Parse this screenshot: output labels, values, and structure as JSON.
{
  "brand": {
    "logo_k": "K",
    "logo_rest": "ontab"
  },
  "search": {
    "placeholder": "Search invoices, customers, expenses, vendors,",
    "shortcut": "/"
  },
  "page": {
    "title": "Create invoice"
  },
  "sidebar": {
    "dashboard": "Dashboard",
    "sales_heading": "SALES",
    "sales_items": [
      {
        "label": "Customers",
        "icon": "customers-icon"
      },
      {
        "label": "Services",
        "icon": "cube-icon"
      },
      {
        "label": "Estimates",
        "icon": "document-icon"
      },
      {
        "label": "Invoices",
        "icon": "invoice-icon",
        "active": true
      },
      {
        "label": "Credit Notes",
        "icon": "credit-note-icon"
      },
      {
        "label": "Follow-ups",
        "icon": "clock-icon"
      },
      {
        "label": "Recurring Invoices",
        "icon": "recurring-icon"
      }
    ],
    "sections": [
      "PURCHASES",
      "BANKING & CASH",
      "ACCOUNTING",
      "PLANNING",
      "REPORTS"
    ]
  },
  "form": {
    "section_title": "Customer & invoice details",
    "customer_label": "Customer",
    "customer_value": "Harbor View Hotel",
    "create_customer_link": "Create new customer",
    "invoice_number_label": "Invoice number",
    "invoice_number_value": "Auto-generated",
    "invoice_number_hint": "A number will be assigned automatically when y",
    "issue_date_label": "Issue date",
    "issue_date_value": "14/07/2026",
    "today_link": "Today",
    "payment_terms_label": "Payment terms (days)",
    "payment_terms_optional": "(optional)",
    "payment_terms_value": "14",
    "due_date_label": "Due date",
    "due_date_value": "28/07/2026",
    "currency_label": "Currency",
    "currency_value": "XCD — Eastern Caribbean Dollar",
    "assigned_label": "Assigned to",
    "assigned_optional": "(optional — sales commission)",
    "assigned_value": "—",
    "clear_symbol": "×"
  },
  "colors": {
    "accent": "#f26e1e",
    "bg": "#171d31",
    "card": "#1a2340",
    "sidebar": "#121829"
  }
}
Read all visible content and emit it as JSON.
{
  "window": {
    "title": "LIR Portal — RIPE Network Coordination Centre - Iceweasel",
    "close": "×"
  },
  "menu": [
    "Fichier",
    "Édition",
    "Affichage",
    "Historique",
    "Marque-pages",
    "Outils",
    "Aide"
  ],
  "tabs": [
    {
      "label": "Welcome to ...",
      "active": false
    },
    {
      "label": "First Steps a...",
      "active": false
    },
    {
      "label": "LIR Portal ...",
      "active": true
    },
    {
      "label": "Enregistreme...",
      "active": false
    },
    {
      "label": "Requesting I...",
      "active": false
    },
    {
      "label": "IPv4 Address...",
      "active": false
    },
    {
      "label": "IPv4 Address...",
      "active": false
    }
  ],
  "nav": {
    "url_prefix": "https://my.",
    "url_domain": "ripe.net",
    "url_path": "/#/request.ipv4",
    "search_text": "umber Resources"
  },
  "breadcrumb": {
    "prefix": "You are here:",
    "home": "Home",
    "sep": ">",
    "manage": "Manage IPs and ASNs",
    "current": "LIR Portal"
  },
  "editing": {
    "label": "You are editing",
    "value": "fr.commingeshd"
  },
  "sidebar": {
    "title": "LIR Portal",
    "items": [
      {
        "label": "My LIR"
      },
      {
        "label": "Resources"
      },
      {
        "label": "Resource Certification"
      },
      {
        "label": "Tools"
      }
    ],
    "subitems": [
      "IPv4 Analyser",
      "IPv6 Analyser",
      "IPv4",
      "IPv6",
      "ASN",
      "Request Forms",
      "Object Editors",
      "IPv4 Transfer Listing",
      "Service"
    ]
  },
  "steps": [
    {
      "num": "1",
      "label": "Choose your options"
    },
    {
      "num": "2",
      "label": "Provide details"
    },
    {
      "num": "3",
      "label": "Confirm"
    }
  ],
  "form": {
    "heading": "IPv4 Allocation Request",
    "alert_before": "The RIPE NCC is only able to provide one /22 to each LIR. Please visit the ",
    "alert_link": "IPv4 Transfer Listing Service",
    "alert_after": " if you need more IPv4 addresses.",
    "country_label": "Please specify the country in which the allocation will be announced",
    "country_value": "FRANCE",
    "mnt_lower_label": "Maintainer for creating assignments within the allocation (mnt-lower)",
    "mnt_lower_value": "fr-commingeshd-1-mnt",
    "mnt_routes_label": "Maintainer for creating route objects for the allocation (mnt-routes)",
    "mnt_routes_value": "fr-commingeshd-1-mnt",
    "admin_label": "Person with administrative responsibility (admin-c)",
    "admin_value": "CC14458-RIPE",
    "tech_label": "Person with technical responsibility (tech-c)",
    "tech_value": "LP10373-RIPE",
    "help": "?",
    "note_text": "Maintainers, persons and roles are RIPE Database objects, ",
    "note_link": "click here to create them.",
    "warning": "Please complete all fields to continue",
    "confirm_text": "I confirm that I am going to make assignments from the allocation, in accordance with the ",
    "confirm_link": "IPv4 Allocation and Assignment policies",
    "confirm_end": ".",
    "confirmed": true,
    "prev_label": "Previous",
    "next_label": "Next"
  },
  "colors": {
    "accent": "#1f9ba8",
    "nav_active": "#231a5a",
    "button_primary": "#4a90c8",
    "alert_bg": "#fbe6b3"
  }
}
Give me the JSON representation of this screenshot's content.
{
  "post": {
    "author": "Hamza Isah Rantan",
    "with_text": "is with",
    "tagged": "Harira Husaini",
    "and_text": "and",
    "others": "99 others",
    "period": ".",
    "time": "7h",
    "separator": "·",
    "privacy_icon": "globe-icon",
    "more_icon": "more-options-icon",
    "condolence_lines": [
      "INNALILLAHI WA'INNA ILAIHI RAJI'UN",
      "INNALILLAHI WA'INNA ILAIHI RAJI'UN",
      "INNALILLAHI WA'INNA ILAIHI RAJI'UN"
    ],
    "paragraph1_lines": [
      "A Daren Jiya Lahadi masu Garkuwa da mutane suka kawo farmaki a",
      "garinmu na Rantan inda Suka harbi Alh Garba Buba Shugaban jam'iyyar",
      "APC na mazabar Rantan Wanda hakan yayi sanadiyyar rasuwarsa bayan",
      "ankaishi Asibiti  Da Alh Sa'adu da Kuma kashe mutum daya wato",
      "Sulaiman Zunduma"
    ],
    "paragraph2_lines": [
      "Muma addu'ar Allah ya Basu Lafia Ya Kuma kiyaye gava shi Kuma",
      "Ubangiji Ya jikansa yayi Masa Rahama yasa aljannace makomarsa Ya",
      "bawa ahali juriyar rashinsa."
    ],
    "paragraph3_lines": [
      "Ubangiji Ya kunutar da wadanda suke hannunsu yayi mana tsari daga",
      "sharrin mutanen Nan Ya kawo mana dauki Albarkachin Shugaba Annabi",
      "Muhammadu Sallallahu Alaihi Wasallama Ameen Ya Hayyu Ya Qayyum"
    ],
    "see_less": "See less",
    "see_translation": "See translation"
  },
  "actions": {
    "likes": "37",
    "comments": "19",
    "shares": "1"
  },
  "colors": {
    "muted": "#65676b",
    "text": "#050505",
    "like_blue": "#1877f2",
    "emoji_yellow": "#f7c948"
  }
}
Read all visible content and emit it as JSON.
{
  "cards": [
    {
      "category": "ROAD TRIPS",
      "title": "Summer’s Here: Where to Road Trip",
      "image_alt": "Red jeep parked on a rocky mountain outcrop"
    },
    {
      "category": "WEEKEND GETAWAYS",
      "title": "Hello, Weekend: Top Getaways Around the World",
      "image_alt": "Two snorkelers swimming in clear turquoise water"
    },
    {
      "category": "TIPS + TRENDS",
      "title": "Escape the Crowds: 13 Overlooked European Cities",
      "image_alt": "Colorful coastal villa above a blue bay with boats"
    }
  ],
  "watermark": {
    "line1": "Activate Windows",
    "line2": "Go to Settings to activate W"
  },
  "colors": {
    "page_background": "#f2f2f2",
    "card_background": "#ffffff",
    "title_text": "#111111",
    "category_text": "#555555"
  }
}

» Work required
Collect every line from the records above that contains the word "true".

» Correct output
        "active": true
      "active": true
    "confirmed": true,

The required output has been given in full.